Set problem – From the entries that follow, list every line in which the string "Annex" appears.

+++++

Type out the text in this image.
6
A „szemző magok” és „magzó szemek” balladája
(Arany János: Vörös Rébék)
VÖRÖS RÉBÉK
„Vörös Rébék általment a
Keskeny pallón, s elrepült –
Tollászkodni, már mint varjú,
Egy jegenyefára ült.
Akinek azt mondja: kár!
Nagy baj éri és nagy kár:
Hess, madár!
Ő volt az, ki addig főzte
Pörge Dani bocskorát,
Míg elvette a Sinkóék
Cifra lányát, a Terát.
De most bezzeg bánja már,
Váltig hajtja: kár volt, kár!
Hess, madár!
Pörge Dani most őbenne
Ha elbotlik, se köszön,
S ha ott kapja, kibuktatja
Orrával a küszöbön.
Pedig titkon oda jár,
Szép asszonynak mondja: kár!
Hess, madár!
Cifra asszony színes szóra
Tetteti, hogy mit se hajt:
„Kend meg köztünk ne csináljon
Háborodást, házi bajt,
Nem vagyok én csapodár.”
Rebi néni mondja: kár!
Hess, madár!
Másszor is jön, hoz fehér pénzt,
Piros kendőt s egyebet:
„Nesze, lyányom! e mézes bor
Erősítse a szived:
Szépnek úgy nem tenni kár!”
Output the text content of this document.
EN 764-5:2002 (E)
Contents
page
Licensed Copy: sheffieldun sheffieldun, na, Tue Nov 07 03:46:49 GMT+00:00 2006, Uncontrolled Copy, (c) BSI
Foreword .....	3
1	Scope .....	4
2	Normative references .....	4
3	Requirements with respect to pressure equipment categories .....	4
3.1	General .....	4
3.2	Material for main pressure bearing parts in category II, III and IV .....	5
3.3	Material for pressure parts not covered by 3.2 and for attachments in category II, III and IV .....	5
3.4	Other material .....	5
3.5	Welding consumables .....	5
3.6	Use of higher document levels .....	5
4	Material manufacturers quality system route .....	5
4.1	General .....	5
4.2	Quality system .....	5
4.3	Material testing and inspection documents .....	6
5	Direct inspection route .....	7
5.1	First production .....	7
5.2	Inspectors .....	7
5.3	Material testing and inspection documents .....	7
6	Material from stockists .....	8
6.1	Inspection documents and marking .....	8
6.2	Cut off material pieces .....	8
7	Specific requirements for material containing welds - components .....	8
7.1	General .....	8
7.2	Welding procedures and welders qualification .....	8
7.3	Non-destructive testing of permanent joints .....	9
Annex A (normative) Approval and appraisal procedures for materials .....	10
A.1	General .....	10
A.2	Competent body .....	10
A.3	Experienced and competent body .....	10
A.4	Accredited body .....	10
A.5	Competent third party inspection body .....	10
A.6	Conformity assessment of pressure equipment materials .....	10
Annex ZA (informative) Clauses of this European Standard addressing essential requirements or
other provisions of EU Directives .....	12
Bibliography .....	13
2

+++++

Solution for this task –
Annex A (normative) Approval and appraisal procedures for materials .....	10
Annex ZA (informative) Clauses of this European Standard addressing essential requirements or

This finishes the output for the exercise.